◆ **Dataset items**:
□ □ □

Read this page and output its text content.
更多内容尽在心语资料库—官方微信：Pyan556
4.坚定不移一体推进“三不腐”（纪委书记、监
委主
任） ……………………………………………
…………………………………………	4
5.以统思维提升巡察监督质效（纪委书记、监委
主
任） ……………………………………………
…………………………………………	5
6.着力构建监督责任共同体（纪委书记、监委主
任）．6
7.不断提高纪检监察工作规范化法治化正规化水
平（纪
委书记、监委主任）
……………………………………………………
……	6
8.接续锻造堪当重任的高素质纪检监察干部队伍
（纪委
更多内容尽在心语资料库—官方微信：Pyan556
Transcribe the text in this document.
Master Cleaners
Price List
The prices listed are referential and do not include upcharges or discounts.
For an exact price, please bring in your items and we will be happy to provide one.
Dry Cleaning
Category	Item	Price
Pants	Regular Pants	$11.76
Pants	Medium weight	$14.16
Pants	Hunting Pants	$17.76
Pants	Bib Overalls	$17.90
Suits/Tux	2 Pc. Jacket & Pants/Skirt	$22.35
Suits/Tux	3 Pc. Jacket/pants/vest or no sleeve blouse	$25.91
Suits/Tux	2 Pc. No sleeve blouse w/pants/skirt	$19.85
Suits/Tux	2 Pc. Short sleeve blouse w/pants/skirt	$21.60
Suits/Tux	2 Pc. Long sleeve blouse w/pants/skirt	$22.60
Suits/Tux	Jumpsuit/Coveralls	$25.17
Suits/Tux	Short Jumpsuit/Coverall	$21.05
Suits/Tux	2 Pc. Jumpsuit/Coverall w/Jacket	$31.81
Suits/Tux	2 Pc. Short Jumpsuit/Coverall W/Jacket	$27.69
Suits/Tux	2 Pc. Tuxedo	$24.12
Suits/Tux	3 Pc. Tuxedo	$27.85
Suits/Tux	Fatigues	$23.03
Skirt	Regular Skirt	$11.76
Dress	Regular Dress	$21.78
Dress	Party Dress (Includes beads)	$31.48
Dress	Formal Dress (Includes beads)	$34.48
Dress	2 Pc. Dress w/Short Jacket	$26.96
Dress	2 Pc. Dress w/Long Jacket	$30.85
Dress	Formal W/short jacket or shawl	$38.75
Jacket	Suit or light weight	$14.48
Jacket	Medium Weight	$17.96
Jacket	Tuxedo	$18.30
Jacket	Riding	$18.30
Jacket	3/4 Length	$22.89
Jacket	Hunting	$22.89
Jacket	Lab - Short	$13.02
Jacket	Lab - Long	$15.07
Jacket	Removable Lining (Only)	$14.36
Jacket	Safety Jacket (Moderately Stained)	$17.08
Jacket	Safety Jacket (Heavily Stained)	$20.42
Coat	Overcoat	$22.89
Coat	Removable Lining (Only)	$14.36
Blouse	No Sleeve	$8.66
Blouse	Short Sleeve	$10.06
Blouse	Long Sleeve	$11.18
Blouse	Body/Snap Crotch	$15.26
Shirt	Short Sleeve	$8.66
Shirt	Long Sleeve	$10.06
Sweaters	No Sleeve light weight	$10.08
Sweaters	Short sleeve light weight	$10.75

□ □ □

◆ **Goal**: Copy each line of the listing that contains the string "light".

◆ **Full output**:
Jacket	Suit or light weight	$14.48
Sweaters	No Sleeve light weight	$10.08
Sweaters	Short sleeve light weight	$10.75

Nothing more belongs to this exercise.